_Problem description:_
What follows is a listing; give it again exactly, in its entirety.

----- Data in this exercise -----

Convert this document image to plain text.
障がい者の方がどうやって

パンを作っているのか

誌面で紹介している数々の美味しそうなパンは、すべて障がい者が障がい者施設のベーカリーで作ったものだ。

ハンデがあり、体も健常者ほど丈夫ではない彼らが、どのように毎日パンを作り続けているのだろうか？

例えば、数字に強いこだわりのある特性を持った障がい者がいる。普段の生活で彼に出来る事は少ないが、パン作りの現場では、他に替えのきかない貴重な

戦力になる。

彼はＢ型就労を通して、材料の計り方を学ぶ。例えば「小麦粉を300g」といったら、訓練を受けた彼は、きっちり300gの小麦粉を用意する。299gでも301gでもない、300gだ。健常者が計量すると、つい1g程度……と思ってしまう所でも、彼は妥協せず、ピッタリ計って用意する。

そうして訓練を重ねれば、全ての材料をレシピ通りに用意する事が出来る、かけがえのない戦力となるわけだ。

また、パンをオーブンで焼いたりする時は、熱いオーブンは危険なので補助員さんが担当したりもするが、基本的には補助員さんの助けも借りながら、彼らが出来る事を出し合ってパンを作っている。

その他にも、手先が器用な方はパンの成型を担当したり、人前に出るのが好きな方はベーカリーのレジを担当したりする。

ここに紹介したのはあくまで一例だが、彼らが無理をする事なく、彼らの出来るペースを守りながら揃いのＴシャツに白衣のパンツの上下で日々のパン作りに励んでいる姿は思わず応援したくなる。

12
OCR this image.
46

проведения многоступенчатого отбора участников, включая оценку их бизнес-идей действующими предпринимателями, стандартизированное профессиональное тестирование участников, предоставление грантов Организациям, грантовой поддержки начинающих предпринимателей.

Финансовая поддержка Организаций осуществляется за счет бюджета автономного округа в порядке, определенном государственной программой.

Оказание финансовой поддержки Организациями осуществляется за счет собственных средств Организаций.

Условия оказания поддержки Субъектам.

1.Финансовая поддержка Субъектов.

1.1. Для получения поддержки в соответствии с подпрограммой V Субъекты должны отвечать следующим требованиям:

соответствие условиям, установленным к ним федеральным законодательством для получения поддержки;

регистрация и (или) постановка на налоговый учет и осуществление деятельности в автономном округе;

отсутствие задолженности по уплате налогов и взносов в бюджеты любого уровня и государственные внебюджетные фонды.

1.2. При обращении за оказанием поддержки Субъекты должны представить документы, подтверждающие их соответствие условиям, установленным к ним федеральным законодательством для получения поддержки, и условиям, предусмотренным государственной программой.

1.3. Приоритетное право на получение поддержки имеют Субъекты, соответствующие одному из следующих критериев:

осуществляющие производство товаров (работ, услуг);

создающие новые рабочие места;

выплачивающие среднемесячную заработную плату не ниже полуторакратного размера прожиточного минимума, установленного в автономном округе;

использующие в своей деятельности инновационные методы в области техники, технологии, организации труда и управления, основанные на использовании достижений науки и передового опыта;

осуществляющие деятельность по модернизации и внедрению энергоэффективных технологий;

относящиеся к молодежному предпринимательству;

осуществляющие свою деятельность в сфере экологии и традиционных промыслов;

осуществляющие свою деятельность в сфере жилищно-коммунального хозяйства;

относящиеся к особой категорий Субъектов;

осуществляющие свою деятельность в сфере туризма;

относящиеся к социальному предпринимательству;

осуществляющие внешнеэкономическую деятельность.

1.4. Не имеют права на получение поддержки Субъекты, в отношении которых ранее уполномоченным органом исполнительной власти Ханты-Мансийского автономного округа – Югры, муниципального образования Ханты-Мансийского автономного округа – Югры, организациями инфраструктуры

-----

_Full output:_
Convert this document image to plain text.
障がい者の方がどうやって

パンを作っているのか

誌面で紹介している数々の美味しそうなパンは、すべて障がい者が障がい者施設のベーカリーで作ったものだ。

ハンデがあり、体も健常者ほど丈夫ではない彼らが、どのように毎日パンを作り続けているのだろうか？

例えば、数字に強いこだわりのある特性を持った障がい者がいる。普段の生活で彼に出来る事は少ないが、パン作りの現場では、他に替えのきかない貴重な

戦力になる。

彼はＢ型就労を通して、材料の計り方を学ぶ。例えば「小麦粉を300g」といったら、訓練を受けた彼は、きっちり300gの小麦粉を用意する。299gでも301gでもない、300gだ。健常者が計量すると、つい1g程度……と思ってしまう所でも、彼は妥協せず、ピッタリ計って用意する。

そうして訓練を重ねれば、全ての材料をレシピ通りに用意する事が出来る、かけがえのない戦力となるわけだ。

また、パンをオーブンで焼いたりする時は、熱いオーブンは危険なので補助員さんが担当したりもするが、基本的には補助員さんの助けも借りながら、彼らが出来る事を出し合ってパンを作っている。

その他にも、手先が器用な方はパンの成型を担当したり、人前に出るのが好きな方はベーカリーのレジを担当したりする。

ここに紹介したのはあくまで一例だが、彼らが無理をする事なく、彼らの出来るペースを守りながら揃いのＴシャツに白衣のパンツの上下で日々のパン作りに励んでいる姿は思わず応援したくなる。

12
OCR this image.
46

проведения многоступенчатого отбора участников, включая оценку их бизнес-идей действующими предпринимателями, стандартизированное профессиональное тестирование участников, предоставление грантов Организациям, грантовой поддержки начинающих предпринимателей.

Финансовая поддержка Организаций осуществляется за счет бюджета автономного округа в порядке, определенном государственной программой.

Оказание финансовой поддержки Организациями осуществляется за счет собственных средств Организаций.

Условия оказания поддержки Субъектам.

1.Финансовая поддержка Субъектов.

1.1. Для получения поддержки в соответствии с подпрограммой V Субъекты должны отвечать следующим требованиям:

соответствие условиям, установленным к ним федеральным законодательством для получения поддержки;

регистрация и (или) постановка на налоговый учет и осуществление деятельности в автономном округе;

отсутствие задолженности по уплате налогов и взносов в бюджеты любого уровня и государственные внебюджетные фонды.

1.2. При обращении за оказанием поддержки Субъекты должны представить документы, подтверждающие их соответствие условиям, установленным к ним федеральным законодательством для получения поддержки, и условиям, предусмотренным государственной программой.

1.3. Приоритетное право на получение поддержки имеют Субъекты, соответствующие одному из следующих критериев:

осуществляющие производство товаров (работ, услуг);

создающие новые рабочие места;

выплачивающие среднемесячную заработную плату не ниже полуторакратного размера прожиточного минимума, установленного в автономном округе;

использующие в своей деятельности инновационные методы в области техники, технологии, организации труда и управления, основанные на использовании достижений науки и передового опыта;

осуществляющие деятельность по модернизации и внедрению энергоэффективных технологий;

относящиеся к молодежному предпринимательству;

осуществляющие свою деятельность в сфере экологии и традиционных промыслов;

осуществляющие свою деятельность в сфере жилищно-коммунального хозяйства;

относящиеся к особой категорий Субъектов;

осуществляющие свою деятельность в сфере туризма;

относящиеся к социальному предпринимательству;

осуществляющие внешнеэкономическую деятельность.

1.4. Не имеют права на получение поддержки Субъекты, в отношении которых ранее уполномоченным органом исполнительной власти Ханты-Мансийского автономного округа – Югры, муниципального образования Ханты-Мансийского автономного округа – Югры, организациями инфраструктуры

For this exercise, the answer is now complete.